▸ Extract provided:
▼
Correspondence to: Michela Paganuzzi, PhD, Clinical Pathology Laboratory, National Institute for Cancer Research, Largo R. Benzi 10, 16132 Genoa, Italy; e-mail: patclin{at}hp380.ist.unige.it

	Abstract

TOP Abstract Introduction Materials and Methods Results Discussion References

 
Study objective: The aim of our study was to assess the clinical value of CYFRA 21–1 tumor marker and carcinoembryonic antigen (CEA) as diagnostic tools that are complementary to cytology in the diagnosis of malignant mesotheliomas.

Patients: We measured CEA and CYFRA 21–1 in the pleural effusions (PEs) and serum of 106 patients (benign lung disease, 34 patients; bronchogenic and metastatic carcinoma, 40 patients; mesothelioma, 32 patients).

Methods: CEA and CYFRA 21–1 levels were determined by means of two commercial enzyme immunoassays.
▲
▸ Activities:
1) Copy the passage of the mesothelioma abstract between "Study objective: The" and "of malignant mesotheliomas.", inclusive.
2) Carry on writing the mesothelioma abstract, starting after its last sentence.
The data after this point is unrelated to the mesothelioma abstract.

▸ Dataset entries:
▼
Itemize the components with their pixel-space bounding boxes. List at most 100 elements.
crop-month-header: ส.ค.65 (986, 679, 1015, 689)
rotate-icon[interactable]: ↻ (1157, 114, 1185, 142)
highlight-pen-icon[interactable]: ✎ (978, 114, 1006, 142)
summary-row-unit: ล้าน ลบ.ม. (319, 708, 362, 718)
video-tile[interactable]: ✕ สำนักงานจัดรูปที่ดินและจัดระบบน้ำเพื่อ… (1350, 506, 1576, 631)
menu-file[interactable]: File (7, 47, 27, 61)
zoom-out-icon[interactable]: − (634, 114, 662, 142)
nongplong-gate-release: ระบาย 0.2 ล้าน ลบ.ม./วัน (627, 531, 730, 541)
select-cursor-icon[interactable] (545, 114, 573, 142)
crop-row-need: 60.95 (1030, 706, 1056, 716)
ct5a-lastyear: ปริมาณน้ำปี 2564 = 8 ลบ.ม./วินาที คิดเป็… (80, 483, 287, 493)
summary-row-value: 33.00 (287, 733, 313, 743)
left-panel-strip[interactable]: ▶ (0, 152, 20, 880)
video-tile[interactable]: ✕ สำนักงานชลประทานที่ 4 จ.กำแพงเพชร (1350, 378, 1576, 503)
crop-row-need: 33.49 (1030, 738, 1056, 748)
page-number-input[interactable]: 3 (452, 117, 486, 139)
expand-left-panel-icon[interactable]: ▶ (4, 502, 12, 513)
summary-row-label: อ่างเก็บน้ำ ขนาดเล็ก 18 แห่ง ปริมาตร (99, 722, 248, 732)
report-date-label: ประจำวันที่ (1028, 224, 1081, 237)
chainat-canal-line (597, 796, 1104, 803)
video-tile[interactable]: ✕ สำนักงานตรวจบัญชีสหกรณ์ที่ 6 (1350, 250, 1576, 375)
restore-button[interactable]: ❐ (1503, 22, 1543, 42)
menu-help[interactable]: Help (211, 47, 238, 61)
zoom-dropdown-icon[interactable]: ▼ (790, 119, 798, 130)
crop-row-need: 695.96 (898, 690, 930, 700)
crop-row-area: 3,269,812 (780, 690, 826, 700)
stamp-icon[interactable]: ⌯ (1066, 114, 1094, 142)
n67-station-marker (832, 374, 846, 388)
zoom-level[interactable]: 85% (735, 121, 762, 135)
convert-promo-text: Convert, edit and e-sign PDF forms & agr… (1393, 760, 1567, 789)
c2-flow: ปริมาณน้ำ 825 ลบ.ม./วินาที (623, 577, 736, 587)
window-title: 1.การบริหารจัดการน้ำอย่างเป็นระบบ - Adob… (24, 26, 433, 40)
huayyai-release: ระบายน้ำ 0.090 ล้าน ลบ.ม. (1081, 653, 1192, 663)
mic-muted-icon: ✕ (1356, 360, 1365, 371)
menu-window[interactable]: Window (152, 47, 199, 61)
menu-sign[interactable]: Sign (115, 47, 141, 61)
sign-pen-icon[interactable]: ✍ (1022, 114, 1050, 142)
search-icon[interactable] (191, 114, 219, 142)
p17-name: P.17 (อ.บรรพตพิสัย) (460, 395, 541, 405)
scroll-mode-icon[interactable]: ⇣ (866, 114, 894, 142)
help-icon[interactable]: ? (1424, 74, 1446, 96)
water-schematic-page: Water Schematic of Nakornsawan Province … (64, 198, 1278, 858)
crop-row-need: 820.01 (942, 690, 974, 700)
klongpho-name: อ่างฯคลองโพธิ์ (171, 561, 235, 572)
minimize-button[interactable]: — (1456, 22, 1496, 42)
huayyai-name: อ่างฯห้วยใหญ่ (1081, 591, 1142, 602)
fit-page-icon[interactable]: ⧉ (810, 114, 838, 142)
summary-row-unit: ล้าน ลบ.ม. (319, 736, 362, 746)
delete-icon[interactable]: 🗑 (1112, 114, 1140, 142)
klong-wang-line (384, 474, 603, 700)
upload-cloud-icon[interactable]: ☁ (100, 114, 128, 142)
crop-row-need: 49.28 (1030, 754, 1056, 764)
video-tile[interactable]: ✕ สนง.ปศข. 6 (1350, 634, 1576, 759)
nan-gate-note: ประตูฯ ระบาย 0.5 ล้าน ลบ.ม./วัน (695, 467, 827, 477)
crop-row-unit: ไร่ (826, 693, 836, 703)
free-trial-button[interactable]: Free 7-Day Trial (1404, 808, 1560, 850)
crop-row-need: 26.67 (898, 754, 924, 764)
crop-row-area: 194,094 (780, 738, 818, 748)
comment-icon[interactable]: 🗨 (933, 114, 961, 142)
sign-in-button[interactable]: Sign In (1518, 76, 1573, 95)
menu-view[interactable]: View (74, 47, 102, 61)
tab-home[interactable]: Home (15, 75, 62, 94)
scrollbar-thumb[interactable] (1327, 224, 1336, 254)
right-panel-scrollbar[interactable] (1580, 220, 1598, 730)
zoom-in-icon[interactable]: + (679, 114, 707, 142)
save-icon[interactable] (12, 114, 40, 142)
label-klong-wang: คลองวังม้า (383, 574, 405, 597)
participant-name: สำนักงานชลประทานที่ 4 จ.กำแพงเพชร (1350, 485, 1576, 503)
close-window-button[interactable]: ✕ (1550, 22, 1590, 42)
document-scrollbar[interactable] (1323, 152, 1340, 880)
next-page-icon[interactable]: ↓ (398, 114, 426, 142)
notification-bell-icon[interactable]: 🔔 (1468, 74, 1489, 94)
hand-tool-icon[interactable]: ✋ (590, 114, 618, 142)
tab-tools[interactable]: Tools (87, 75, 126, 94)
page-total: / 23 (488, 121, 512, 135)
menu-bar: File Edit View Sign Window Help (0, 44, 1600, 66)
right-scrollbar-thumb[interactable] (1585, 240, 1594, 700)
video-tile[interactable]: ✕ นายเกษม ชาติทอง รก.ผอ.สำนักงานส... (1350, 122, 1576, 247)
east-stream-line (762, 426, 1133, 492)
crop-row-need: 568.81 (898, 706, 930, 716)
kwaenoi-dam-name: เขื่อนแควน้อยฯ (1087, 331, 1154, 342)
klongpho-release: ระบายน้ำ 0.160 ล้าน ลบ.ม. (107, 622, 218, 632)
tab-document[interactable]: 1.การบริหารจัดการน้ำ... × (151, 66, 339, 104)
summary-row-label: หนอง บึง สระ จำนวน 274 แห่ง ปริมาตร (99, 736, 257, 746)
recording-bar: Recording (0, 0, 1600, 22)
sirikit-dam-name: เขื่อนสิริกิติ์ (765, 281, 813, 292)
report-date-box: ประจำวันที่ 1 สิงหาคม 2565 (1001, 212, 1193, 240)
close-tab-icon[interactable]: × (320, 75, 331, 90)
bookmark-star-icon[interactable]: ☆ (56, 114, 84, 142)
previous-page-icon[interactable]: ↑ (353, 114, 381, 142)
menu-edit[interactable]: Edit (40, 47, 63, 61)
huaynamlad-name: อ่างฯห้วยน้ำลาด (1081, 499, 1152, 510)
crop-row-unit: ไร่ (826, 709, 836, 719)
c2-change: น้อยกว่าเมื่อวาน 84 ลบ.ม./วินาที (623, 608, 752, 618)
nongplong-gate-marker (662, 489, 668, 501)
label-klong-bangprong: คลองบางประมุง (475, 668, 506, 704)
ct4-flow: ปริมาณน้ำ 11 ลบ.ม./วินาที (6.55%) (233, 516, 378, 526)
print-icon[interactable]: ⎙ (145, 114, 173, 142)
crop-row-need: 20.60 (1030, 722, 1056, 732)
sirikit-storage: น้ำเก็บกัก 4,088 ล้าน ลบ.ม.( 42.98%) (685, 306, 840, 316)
▲
▸ Numbered answers:
1)
Study objective: The aim of our study was to assess the clinical value of CYFRA 21–1 tumor marker and carcinoembryonic antigen (CEA) as diagnostic tools that are complementary to cytology in the diagnosis of malignant mesotheliomas.

2)
Results: The cutoff levels of CYFRA 21–1 and CEA in malignant PEs, selected on the basis of the best diagnostic efficacy, were 41.9 ng/mL and 5.0 ng/mL, respectively. In all neoplastic PEs, CYFRA 21–1 and CEA sensitivity was 78% and 30.6%, respectively, with a specificity of 80% and 91%, respectively. The sensitivity of CYFRA 21–1 and CEA in patients with mesothelioma was 87.5% and 3.1%, respectively. The results of the CYFRA 21–1 assay were positive in 17 of 19 cases of mesothelioma (89.5%) with a negative or uncertain cytology. The association of the tumor marker assay and the cytology allowed a correct diagnosis in 30 of 32 cases of mesothelioma (93.7%).

Conclusion: This study suggests that CYFRA 21–1 would provide a useful parameter for the differential diagnosis between benign and malignant PE from mesothelioma when the result of cytology is negative or uncertain and the clinical context does not allow a more aggressive approach. Moreover, the association of CYFRA 21–1 with CEA could provide details for a differential diagnosis between mesotheliomas and carcinomas. In fact, an elevated CYFRA 21–1 level with a low CEA level is highly suggestive of mesothelioma, whereas high levels of CEA alone or high levels of both the markers suggest a diagnosis of malignant PE, excluding mesothelioma.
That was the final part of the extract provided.